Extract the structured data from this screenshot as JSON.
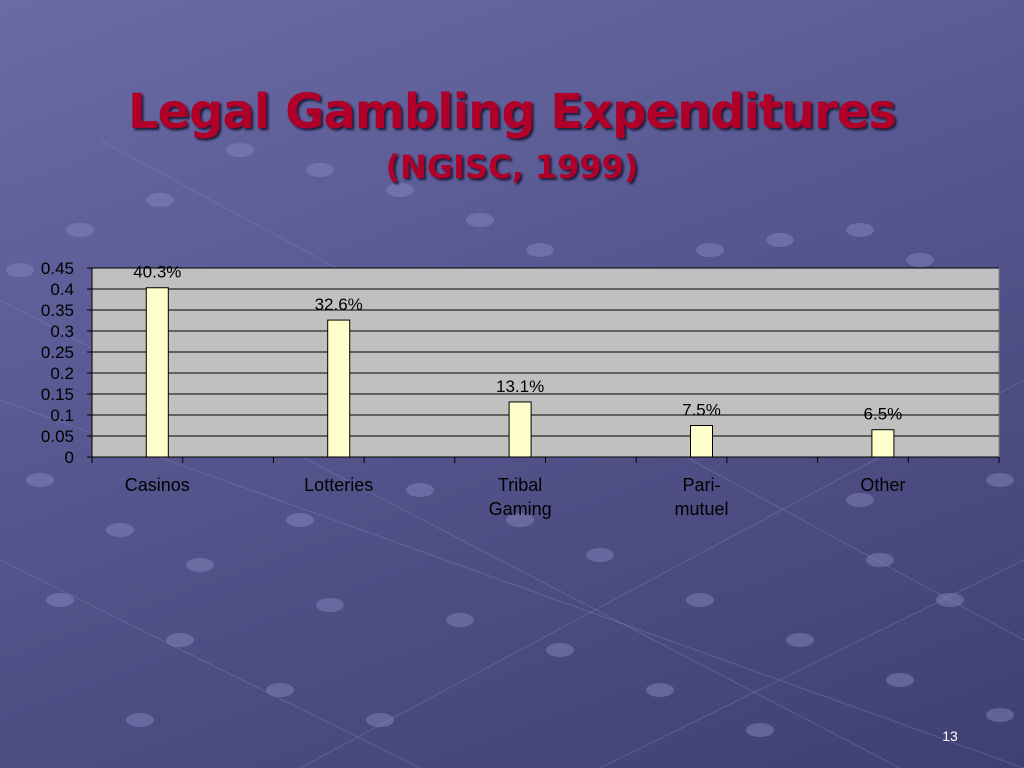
{
  "slide": {
    "title": "Legal Gambling Expenditures",
    "subtitle": "(NGISC, 1999)",
    "number": "13"
  },
  "colors": {
    "title": "#b0002a",
    "background": "#5b5b96",
    "plot_area": "#c0c0c0",
    "bar_fill": "#ffffcc",
    "bar_stroke": "#000000"
  },
  "chart_data": {
    "type": "bar",
    "categories": [
      [
        "Casinos"
      ],
      [
        "Lotteries"
      ],
      [
        "Tribal",
        "Gaming"
      ],
      [
        "Pari-",
        "mutuel"
      ],
      [
        "Other"
      ]
    ],
    "values": [
      0.403,
      0.326,
      0.131,
      0.075,
      0.065
    ],
    "data_labels": [
      "40.3%",
      "32.6%",
      "13.1%",
      "7.5%",
      "6.5%"
    ],
    "ylim": [
      0,
      0.45
    ],
    "yticks": [
      "0",
      "0.05",
      "0.1",
      "0.15",
      "0.2",
      "0.25",
      "0.3",
      "0.35",
      "0.4",
      "0.45"
    ],
    "ytick_values": [
      0,
      0.05,
      0.1,
      0.15,
      0.2,
      0.25,
      0.3,
      0.35,
      0.4,
      0.45
    ],
    "grid": true,
    "legend": "none"
  }
}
▬▬▬▬▬▬
Task goal:
Repeat all the records above exactly, leaving out any pictures.

Written response:
Extract the structured data from this screenshot as JSON.
{
  "slide": {
    "title": "Legal Gambling Expenditures",
    "subtitle": "(NGISC, 1999)",
    "number": "13"
  },
  "colors": {
    "title": "#b0002a",
    "background": "#5b5b96",
    "plot_area": "#c0c0c0",
    "bar_fill": "#ffffcc",
    "bar_stroke": "#000000"
  },
  "chart_data": {
    "type": "bar",
    "categories": [
      [
        "Casinos"
      ],
      [
        "Lotteries"
      ],
      [
        "Tribal",
        "Gaming"
      ],
      [
        "Pari-",
        "mutuel"
      ],
      [
        "Other"
      ]
    ],
    "values": [
      0.403,
      0.326,
      0.131,
      0.075,
      0.065
    ],
    "data_labels": [
      "40.3%",
      "32.6%",
      "13.1%",
      "7.5%",
      "6.5%"
    ],
    "ylim": [
      0,
      0.45
    ],
    "yticks": [
      "0",
      "0.05",
      "0.1",
      "0.15",
      "0.2",
      "0.25",
      "0.3",
      "0.35",
      "0.4",
      "0.45"
    ],
    "ytick_values": [
      0,
      0.05,
      0.1,
      0.15,
      0.2,
      0.25,
      0.3,
      0.35,
      0.4,
      0.45
    ],
    "grid": true,
    "legend": "none"
  }
}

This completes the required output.